• **Task description**
Wherever the string "accent" appears in the listing, copy that line.

===== Input data

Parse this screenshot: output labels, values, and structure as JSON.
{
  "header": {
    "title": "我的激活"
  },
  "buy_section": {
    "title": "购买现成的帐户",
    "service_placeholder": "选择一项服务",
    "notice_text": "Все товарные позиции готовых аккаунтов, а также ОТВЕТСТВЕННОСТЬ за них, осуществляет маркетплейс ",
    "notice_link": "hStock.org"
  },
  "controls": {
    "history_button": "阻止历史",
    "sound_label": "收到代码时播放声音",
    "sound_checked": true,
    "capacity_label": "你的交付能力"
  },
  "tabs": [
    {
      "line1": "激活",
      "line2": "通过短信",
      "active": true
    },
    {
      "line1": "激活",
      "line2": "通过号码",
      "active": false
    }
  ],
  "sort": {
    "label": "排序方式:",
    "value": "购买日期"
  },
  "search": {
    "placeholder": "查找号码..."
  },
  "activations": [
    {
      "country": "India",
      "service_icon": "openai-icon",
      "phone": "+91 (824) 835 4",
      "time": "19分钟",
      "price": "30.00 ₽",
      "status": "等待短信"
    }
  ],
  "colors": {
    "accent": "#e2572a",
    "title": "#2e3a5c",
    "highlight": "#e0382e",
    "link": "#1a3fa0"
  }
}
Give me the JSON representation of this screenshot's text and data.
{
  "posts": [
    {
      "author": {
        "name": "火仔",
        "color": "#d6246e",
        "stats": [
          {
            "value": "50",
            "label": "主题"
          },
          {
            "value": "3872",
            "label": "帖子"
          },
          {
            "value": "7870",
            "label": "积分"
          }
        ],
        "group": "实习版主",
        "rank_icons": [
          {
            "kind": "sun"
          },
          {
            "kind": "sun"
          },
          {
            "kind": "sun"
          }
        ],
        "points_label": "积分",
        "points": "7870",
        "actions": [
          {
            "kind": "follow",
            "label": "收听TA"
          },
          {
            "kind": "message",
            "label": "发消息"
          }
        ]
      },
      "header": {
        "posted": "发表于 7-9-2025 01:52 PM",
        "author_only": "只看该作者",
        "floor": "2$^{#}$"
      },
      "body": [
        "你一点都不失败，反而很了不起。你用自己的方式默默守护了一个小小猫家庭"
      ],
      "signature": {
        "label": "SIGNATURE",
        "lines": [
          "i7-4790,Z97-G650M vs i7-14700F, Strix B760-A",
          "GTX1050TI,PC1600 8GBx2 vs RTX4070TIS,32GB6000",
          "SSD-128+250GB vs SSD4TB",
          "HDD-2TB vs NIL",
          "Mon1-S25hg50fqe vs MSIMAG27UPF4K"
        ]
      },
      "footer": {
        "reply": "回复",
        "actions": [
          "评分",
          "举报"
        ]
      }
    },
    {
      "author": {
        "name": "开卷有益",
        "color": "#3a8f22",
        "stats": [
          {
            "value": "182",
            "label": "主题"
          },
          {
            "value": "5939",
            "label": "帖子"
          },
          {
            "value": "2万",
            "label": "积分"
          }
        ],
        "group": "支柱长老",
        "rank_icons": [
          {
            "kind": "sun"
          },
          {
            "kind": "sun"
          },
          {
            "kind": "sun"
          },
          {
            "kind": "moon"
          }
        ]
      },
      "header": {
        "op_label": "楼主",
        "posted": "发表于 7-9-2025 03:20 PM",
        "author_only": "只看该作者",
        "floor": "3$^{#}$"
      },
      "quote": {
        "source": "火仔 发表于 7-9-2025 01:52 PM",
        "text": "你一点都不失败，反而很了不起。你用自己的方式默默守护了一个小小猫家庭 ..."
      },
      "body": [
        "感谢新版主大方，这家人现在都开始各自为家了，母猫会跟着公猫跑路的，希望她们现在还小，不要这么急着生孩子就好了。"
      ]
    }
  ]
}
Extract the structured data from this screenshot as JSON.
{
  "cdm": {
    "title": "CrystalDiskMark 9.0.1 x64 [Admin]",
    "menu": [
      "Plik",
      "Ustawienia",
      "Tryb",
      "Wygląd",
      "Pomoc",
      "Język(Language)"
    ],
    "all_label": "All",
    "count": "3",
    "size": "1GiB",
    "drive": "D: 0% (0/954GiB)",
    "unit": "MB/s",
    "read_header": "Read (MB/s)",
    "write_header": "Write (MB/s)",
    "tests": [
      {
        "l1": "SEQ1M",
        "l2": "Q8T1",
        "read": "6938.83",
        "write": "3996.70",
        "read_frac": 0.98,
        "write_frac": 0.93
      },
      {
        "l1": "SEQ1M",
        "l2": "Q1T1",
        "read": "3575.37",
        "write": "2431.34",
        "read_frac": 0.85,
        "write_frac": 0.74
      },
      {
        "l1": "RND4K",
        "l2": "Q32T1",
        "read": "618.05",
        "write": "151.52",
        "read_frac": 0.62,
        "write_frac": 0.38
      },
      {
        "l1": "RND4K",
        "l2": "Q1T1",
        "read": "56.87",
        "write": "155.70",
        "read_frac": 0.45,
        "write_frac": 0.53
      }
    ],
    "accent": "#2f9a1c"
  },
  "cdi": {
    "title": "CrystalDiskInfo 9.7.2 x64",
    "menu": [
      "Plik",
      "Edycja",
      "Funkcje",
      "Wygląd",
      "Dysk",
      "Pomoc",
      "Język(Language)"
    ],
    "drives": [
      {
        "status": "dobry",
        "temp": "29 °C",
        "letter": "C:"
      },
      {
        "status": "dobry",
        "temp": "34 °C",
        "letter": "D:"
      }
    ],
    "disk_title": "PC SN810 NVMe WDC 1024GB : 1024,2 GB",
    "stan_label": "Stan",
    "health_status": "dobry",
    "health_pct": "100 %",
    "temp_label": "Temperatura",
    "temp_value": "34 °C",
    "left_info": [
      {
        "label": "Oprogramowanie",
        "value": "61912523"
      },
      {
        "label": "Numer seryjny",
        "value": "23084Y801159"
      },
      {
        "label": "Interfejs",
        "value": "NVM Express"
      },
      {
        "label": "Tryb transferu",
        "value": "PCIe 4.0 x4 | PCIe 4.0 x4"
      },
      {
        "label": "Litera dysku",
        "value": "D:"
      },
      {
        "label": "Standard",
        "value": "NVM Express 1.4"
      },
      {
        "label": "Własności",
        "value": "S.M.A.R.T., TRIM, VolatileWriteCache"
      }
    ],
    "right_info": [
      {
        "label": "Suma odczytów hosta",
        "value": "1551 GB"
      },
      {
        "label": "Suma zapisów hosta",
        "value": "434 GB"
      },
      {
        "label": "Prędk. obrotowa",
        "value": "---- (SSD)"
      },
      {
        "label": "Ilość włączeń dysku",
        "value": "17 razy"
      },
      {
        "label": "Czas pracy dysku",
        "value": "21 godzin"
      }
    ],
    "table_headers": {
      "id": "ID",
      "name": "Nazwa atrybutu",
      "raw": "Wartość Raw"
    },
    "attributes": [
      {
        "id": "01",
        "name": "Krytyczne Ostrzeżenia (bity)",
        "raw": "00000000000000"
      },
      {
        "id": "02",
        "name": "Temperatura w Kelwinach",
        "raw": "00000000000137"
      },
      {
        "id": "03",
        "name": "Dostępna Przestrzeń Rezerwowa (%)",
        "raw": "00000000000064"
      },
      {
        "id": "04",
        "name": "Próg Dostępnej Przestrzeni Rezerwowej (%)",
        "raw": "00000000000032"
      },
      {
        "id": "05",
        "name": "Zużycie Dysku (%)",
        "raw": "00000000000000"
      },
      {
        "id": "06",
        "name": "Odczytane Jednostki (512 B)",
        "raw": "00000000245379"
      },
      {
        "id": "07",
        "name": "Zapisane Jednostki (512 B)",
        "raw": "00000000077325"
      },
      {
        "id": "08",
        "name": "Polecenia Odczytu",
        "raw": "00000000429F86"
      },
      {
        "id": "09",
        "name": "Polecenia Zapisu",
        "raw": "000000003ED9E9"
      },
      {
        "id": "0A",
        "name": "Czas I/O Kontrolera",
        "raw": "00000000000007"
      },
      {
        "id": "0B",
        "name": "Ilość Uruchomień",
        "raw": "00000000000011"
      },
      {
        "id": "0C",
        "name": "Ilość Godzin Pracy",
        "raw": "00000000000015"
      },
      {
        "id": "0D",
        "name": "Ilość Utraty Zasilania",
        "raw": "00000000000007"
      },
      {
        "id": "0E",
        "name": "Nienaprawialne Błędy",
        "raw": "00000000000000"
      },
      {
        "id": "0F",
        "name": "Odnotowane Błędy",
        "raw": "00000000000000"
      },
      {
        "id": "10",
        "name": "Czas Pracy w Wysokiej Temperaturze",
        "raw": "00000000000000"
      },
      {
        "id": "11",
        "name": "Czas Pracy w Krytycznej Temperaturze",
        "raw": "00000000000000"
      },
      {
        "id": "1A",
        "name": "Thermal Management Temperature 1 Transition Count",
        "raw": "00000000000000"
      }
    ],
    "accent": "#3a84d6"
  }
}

==========

• **Task solution**
    "accent": "#e2572a",
    "accent": "#2f9a1c"
    "accent": "#3a84d6"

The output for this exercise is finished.